Start of Exercise data

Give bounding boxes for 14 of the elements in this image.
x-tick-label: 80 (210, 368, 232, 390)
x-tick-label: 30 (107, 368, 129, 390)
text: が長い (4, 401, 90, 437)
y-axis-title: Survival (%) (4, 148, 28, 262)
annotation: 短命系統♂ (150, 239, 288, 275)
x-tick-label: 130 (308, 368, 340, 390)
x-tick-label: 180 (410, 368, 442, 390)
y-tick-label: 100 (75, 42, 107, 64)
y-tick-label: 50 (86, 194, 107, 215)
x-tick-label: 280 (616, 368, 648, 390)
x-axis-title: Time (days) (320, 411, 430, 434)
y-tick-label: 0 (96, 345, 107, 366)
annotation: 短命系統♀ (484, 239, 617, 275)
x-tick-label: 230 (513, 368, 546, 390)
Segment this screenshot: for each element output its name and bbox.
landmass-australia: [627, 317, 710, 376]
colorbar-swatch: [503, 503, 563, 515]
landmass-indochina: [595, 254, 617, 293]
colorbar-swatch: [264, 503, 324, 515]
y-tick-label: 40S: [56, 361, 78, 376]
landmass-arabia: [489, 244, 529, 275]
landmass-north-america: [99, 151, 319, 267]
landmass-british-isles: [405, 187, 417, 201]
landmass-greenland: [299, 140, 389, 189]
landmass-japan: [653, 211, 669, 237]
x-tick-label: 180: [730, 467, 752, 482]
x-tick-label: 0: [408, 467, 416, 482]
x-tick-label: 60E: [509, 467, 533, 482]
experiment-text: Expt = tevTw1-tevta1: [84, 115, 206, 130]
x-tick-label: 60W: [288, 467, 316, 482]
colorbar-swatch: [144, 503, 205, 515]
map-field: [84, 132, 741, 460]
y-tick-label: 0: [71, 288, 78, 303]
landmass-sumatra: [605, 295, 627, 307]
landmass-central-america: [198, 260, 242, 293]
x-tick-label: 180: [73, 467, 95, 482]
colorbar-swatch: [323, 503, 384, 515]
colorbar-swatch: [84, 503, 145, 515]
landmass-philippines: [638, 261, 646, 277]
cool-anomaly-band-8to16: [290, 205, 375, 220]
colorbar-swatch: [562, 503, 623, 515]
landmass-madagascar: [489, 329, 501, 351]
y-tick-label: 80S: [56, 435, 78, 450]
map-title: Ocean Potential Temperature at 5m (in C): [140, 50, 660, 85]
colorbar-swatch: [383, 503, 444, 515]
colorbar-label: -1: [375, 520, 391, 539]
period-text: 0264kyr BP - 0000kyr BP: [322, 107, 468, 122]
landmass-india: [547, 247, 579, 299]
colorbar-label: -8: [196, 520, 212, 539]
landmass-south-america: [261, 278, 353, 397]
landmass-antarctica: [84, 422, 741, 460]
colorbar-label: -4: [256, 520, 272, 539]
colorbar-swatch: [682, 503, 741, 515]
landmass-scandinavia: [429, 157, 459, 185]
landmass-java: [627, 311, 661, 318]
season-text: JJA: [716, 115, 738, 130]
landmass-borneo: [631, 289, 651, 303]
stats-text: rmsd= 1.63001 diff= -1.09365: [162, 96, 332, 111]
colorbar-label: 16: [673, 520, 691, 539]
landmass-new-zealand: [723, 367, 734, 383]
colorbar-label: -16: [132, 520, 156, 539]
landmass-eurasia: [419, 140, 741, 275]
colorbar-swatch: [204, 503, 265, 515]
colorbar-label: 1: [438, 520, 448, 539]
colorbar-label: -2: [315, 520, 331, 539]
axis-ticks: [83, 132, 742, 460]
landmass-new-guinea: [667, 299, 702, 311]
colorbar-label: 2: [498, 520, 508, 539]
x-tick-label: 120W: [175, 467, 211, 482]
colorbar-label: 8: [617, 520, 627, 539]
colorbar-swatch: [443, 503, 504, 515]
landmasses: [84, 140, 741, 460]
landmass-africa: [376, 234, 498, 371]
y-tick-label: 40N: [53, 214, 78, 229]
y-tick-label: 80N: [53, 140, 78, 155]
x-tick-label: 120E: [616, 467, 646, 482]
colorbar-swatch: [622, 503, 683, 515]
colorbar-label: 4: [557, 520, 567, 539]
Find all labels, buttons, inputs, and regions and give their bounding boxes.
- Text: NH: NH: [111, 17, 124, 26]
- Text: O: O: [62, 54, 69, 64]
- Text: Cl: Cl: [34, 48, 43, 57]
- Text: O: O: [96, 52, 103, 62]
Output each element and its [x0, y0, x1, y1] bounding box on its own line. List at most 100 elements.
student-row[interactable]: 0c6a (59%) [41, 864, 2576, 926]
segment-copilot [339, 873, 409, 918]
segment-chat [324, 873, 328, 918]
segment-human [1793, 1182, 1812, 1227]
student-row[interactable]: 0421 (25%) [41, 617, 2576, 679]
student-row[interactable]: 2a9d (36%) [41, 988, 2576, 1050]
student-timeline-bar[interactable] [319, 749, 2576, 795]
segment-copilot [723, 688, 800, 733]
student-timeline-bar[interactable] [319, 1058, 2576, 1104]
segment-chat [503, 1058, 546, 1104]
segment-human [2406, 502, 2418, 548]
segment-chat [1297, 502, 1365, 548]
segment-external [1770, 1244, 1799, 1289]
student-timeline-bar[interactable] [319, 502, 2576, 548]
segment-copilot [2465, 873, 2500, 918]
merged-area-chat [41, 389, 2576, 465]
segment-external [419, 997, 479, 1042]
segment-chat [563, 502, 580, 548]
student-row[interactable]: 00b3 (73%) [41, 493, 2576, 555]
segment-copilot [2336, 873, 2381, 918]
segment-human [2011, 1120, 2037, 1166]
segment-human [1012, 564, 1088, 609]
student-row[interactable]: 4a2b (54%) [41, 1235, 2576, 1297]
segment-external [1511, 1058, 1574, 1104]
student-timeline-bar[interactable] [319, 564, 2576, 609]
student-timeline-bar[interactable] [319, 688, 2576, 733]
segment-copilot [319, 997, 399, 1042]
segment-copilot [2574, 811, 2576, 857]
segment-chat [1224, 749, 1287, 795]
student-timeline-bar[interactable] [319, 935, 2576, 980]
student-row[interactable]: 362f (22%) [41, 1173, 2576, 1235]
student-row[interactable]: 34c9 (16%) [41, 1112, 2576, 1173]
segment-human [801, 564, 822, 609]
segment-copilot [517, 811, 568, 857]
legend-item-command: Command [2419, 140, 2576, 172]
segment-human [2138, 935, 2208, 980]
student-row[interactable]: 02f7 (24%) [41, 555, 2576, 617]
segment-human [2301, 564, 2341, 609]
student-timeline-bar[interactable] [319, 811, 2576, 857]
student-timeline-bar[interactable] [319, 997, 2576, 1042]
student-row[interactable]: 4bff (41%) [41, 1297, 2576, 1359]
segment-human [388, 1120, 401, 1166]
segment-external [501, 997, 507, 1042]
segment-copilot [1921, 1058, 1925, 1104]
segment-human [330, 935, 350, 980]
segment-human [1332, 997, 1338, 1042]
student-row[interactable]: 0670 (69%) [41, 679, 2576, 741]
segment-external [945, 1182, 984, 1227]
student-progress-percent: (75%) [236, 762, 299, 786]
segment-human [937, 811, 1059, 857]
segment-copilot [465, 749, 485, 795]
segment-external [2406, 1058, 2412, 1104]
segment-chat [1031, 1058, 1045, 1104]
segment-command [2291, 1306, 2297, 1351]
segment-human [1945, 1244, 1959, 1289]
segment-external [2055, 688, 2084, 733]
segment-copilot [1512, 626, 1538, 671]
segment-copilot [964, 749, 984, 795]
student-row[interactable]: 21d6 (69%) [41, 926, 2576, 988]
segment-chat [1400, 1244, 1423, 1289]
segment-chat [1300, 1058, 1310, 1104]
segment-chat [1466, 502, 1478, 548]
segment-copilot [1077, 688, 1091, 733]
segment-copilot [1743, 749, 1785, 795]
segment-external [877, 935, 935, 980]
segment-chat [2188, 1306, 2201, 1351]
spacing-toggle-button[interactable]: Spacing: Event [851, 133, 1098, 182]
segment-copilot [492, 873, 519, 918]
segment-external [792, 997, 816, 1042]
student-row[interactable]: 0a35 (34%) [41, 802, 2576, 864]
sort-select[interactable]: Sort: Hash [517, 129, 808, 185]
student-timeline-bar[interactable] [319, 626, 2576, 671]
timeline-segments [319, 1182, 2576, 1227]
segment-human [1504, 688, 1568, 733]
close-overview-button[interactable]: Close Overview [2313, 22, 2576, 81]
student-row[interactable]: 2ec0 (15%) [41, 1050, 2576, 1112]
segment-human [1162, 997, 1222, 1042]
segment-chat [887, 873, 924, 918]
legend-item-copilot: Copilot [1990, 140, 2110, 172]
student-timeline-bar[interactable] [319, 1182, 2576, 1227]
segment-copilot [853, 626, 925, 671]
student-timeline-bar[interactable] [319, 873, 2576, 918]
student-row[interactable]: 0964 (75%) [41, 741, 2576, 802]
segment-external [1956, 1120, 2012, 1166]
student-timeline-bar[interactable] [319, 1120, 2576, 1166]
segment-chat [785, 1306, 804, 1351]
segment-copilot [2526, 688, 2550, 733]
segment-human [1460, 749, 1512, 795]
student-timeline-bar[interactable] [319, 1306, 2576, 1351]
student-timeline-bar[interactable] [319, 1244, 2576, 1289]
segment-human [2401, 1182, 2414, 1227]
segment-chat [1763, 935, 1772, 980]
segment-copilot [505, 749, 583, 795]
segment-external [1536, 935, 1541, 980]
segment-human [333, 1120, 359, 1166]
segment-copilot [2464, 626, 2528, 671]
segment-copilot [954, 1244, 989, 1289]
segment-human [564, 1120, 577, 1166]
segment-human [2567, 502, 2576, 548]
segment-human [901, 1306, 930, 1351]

End of Exercise data

→ Exercise:
Can you give the material above as a numbered list, from its first line through the line containing "x-tick-label: 130 (308, 368, 340, 390)", both ends included and blank lines left out?

→ Solution:
1. Give bounding boxes for 14 of the elements in this image.
2. x-tick-label: 80 (210, 368, 232, 390)
3. x-tick-label: 30 (107, 368, 129, 390)
4. text: が長い (4, 401, 90, 437)
5. y-axis-title: Survival (%) (4, 148, 28, 262)
6. annotation: 短命系統♂ (150, 239, 288, 275)
7. x-tick-label: 130 (308, 368, 340, 390)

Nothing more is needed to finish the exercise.